--- start SUPPLIED DATA ---
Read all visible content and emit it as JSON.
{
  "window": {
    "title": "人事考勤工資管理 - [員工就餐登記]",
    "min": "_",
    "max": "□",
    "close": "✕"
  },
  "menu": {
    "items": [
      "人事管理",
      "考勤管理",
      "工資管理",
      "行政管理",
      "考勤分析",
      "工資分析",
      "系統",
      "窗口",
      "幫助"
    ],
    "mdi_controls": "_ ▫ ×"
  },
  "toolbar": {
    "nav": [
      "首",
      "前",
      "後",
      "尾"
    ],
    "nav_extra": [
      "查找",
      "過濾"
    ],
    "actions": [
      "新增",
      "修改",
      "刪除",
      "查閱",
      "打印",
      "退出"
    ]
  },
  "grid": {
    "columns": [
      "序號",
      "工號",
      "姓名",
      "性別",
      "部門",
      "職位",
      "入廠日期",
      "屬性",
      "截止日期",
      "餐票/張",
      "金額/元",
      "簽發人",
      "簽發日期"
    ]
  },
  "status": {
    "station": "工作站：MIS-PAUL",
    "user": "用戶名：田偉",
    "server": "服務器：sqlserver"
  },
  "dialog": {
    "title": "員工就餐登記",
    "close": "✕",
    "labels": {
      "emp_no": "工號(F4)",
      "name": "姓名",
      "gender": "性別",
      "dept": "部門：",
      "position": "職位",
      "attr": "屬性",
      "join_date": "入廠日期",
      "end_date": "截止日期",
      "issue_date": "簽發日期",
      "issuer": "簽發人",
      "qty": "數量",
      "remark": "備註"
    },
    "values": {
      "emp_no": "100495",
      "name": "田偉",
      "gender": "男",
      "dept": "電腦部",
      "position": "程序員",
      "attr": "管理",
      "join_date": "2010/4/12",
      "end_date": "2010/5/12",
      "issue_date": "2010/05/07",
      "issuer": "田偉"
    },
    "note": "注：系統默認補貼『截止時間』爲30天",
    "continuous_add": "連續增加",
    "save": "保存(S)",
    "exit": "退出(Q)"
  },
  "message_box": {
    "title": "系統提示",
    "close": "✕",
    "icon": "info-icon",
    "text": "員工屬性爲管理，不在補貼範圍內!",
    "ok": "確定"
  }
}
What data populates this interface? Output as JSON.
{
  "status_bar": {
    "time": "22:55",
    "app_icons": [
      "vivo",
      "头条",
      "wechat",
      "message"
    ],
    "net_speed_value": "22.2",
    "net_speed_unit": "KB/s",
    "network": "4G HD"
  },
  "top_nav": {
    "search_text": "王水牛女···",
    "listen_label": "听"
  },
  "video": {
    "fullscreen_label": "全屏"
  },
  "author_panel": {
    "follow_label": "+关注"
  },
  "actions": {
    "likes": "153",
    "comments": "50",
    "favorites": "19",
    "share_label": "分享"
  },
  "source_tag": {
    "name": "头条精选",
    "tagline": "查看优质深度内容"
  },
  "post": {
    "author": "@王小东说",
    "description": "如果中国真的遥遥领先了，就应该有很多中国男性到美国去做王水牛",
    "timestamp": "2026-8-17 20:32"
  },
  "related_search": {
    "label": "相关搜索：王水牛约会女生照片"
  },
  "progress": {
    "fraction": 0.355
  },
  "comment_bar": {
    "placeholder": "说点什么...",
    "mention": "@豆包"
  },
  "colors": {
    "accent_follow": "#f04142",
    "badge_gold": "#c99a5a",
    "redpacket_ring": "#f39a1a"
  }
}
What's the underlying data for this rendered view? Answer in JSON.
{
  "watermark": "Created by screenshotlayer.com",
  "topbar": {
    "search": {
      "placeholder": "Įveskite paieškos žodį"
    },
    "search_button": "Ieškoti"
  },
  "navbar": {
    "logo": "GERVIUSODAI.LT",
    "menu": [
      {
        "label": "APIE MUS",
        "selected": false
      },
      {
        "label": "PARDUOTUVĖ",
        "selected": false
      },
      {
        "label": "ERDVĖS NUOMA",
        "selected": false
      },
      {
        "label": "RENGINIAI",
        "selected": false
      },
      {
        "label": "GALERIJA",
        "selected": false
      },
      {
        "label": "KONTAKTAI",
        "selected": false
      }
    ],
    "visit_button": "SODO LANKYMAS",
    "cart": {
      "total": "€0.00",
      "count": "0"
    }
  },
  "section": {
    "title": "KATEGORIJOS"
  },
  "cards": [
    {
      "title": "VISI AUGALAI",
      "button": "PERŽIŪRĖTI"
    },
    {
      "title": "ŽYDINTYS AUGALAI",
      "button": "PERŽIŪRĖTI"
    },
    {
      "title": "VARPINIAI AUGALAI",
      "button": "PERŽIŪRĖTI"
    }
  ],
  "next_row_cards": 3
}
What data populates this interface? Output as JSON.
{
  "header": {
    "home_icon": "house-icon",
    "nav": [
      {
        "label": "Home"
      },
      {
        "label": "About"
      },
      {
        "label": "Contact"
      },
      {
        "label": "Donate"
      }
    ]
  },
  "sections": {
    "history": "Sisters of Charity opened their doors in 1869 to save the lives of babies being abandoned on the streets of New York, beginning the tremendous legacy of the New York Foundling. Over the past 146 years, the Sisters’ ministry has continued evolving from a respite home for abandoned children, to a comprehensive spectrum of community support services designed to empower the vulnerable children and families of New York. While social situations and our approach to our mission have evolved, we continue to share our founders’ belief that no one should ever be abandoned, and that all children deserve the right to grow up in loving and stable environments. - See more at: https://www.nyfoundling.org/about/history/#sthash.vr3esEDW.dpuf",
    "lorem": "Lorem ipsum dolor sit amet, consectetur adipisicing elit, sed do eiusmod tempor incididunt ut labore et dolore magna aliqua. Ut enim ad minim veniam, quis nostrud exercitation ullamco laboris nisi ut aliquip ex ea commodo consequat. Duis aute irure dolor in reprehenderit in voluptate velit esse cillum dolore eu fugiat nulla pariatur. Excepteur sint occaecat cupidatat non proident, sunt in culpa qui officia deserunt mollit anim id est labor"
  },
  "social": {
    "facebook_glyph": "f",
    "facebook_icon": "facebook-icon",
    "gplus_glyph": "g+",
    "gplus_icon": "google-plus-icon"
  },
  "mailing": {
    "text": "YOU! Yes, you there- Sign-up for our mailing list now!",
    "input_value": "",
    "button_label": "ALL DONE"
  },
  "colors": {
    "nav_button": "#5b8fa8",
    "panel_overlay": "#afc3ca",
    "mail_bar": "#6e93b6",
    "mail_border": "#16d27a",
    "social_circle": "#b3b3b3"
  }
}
--- end SUPPLIED DATA ---
REQUIRED WORK -> Extract all of the data exactly as written.

RESPONSE FOR THIS EXERCISE ->
Read all visible content and emit it as JSON.
{
  "window": {
    "title": "人事考勤工資管理 - [員工就餐登記]",
    "min": "_",
    "max": "□",
    "close": "✕"
  },
  "menu": {
    "items": [
      "人事管理",
      "考勤管理",
      "工資管理",
      "行政管理",
      "考勤分析",
      "工資分析",
      "系統",
      "窗口",
      "幫助"
    ],
    "mdi_controls": "_ ▫ ×"
  },
  "toolbar": {
    "nav": [
      "首",
      "前",
      "後",
      "尾"
    ],
    "nav_extra": [
      "查找",
      "過濾"
    ],
    "actions": [
      "新增",
      "修改",
      "刪除",
      "查閱",
      "打印",
      "退出"
    ]
  },
  "grid": {
    "columns": [
      "序號",
      "工號",
      "姓名",
      "性別",
      "部門",
      "職位",
      "入廠日期",
      "屬性",
      "截止日期",
      "餐票/張",
      "金額/元",
      "簽發人",
      "簽發日期"
    ]
  },
  "status": {
    "station": "工作站：MIS-PAUL",
    "user": "用戶名：田偉",
    "server": "服務器：sqlserver"
  },
  "dialog": {
    "title": "員工就餐登記",
    "close": "✕",
    "labels": {
      "emp_no": "工號(F4)",
      "name": "姓名",
      "gender": "性別",
      "dept": "部門：",
      "position": "職位",
      "attr": "屬性",
      "join_date": "入廠日期",
      "end_date": "截止日期",
      "issue_date": "簽發日期",
      "issuer": "簽發人",
      "qty": "數量",
      "remark": "備註"
    },
    "values": {
      "emp_no": "100495",
      "name": "田偉",
      "gender": "男",
      "dept": "電腦部",
      "position": "程序員",
      "attr": "管理",
      "join_date": "2010/4/12",
      "end_date": "2010/5/12",
      "issue_date": "2010/05/07",
      "issuer": "田偉"
    },
    "note": "注：系統默認補貼『截止時間』爲30天",
    "continuous_add": "連續增加",
    "save": "保存(S)",
    "exit": "退出(Q)"
  },
  "message_box": {
    "title": "系統提示",
    "close": "✕",
    "icon": "info-icon",
    "text": "員工屬性爲管理，不在補貼範圍內!",
    "ok": "確定"
  }
}
What data populates this interface? Output as JSON.
{
  "status_bar": {
    "time": "22:55",
    "app_icons": [
      "vivo",
      "头条",
      "wechat",
      "message"
    ],
    "net_speed_value": "22.2",
    "net_speed_unit": "KB/s",
    "network": "4G HD"
  },
  "top_nav": {
    "search_text": "王水牛女···",
    "listen_label": "听"
  },
  "video": {
    "fullscreen_label": "全屏"
  },
  "author_panel": {
    "follow_label": "+关注"
  },
  "actions": {
    "likes": "153",
    "comments": "50",
    "favorites": "19",
    "share_label": "分享"
  },
  "source_tag": {
    "name": "头条精选",
    "tagline": "查看优质深度内容"
  },
  "post": {
    "author": "@王小东说",
    "description": "如果中国真的遥遥领先了，就应该有很多中国男性到美国去做王水牛",
    "timestamp": "2026-8-17 20:32"
  },
  "related_search": {
    "label": "相关搜索：王水牛约会女生照片"
  },
  "progress": {
    "fraction": 0.355
  },
  "comment_bar": {
    "placeholder": "说点什么...",
    "mention": "@豆包"
  },
  "colors": {
    "accent_follow": "#f04142",
    "badge_gold": "#c99a5a",
    "redpacket_ring": "#f39a1a"
  }
}
What's the underlying data for this rendered view? Answer in JSON.
{
  "watermark": "Created by screenshotlayer.com",
  "topbar": {
    "search": {
      "placeholder": "Įveskite paieškos žodį"
    },
    "search_button": "Ieškoti"
  },
  "navbar": {
    "logo": "GERVIUSODAI.LT",
    "menu": [
      {
        "label": "APIE MUS",
        "selected": false
      },
      {
        "label": "PARDUOTUVĖ",
        "selected": false
      },
      {
        "label": "ERDVĖS NUOMA",
        "selected": false
      },
      {
        "label": "RENGINIAI",
        "selected": false
      },
      {
        "label": "GALERIJA",
        "selected": false
      },
      {
        "label": "KONTAKTAI",
        "selected": false
      }
    ],
    "visit_button": "SODO LANKYMAS",
    "cart": {
      "total": "€0.00",
      "count": "0"
    }
  },
  "section": {
    "title": "KATEGORIJOS"
  },
  "cards": [
    {
      "title": "VISI AUGALAI",
      "button": "PERŽIŪRĖTI"
    },
    {
      "title": "ŽYDINTYS AUGALAI",
      "button": "PERŽIŪRĖTI"
    },
    {
      "title": "VARPINIAI AUGALAI",
      "button": "PERŽIŪRĖTI"
    }
  ],
  "next_row_cards": 3
}
What data populates this interface? Output as JSON.
{
  "header": {
    "home_icon": "house-icon",
    "nav": [
      {
        "label": "Home"
      },
      {
        "label": "About"
      },
      {
        "label": "Contact"
      },
      {
        "label": "Donate"
      }
    ]
  },
  "sections": {
    "history": "Sisters of Charity opened their doors in 1869 to save the lives of babies being abandoned on the streets of New York, beginning the tremendous legacy of the New York Foundling. Over the past 146 years, the Sisters’ ministry has continued evolving from a respite home for abandoned children, to a comprehensive spectrum of community support services designed to empower the vulnerable children and families of New York. While social situations and our approach to our mission have evolved, we continue to share our founders’ belief that no one should ever be abandoned, and that all children deserve the right to grow up in loving and stable environments. - See more at: https://www.nyfoundling.org/about/history/#sthash.vr3esEDW.dpuf",
    "lorem": "Lorem ipsum dolor sit amet, consectetur adipisicing elit, sed do eiusmod tempor incididunt ut labore et dolore magna aliqua. Ut enim ad minim veniam, quis nostrud exercitation ullamco laboris nisi ut aliquip ex ea commodo consequat. Duis aute irure dolor in reprehenderit in voluptate velit esse cillum dolore eu fugiat nulla pariatur. Excepteur sint occaecat cupidatat non proident, sunt in culpa qui officia deserunt mollit anim id est labor"
  },
  "social": {
    "facebook_glyph": "f",
    "facebook_icon": "facebook-icon",
    "gplus_glyph": "g+",
    "gplus_icon": "google-plus-icon"
  },
  "mailing": {
    "text": "YOU! Yes, you there- Sign-up for our mailing list now!",
    "input_value": "",
    "button_label": "ALL DONE"
  },
  "colors": {
    "nav_button": "#5b8fa8",
    "panel_overlay": "#afc3ca",
    "mail_bar": "#6e93b6",
    "mail_border": "#16d27a",
    "social_circle": "#b3b3b3"
  }
}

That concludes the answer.